WRITTEN PROBLEM:
Every record must appear in your copy exactly as written, with no pictures.

## Start RECORDS PROVIDED

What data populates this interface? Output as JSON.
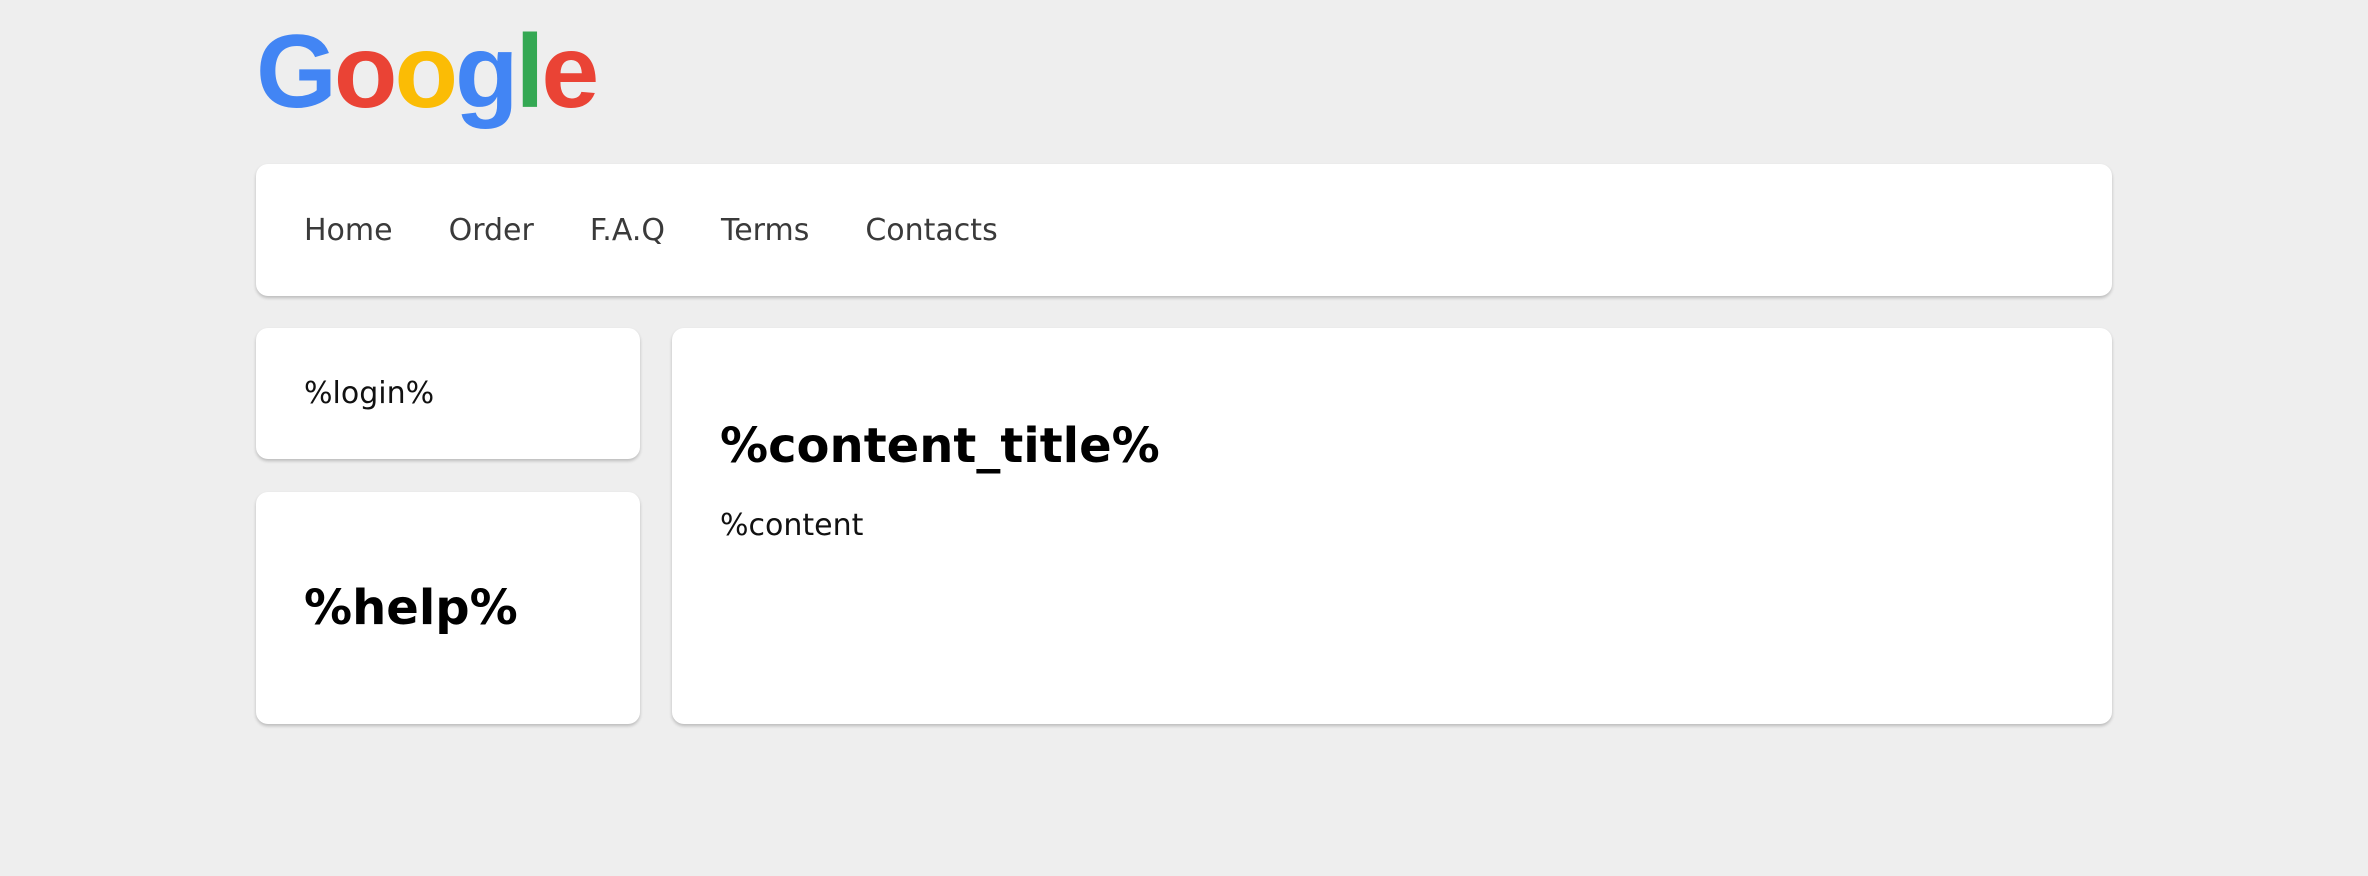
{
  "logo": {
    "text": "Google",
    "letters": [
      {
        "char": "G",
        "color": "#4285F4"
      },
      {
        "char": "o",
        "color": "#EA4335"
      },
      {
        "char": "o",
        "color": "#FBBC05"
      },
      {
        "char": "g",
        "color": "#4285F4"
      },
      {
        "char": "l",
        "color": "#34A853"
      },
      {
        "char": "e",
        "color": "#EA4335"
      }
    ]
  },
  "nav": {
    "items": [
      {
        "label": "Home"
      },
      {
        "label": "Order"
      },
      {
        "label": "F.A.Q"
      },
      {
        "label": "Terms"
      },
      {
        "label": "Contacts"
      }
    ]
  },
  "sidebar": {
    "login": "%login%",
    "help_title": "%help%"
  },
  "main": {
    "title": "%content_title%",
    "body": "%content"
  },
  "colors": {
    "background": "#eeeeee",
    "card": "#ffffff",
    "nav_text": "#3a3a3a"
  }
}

## End RECORDS PROVIDED

ANSWER FOR THIS EXERCISE:
What data populates this interface? Output as JSON.
{
  "logo": {
    "text": "Google",
    "letters": [
      {
        "char": "G",
        "color": "#4285F4"
      },
      {
        "char": "o",
        "color": "#EA4335"
      },
      {
        "char": "o",
        "color": "#FBBC05"
      },
      {
        "char": "g",
        "color": "#4285F4"
      },
      {
        "char": "l",
        "color": "#34A853"
      },
      {
        "char": "e",
        "color": "#EA4335"
      }
    ]
  },
  "nav": {
    "items": [
      {
        "label": "Home"
      },
      {
        "label": "Order"
      },
      {
        "label": "F.A.Q"
      },
      {
        "label": "Terms"
      },
      {
        "label": "Contacts"
      }
    ]
  },
  "sidebar": {
    "login": "%login%",
    "help_title": "%help%"
  },
  "main": {
    "title": "%content_title%",
    "body": "%content"
  },
  "colors": {
    "background": "#eeeeee",
    "card": "#ffffff",
    "nav_text": "#3a3a3a"
  }
}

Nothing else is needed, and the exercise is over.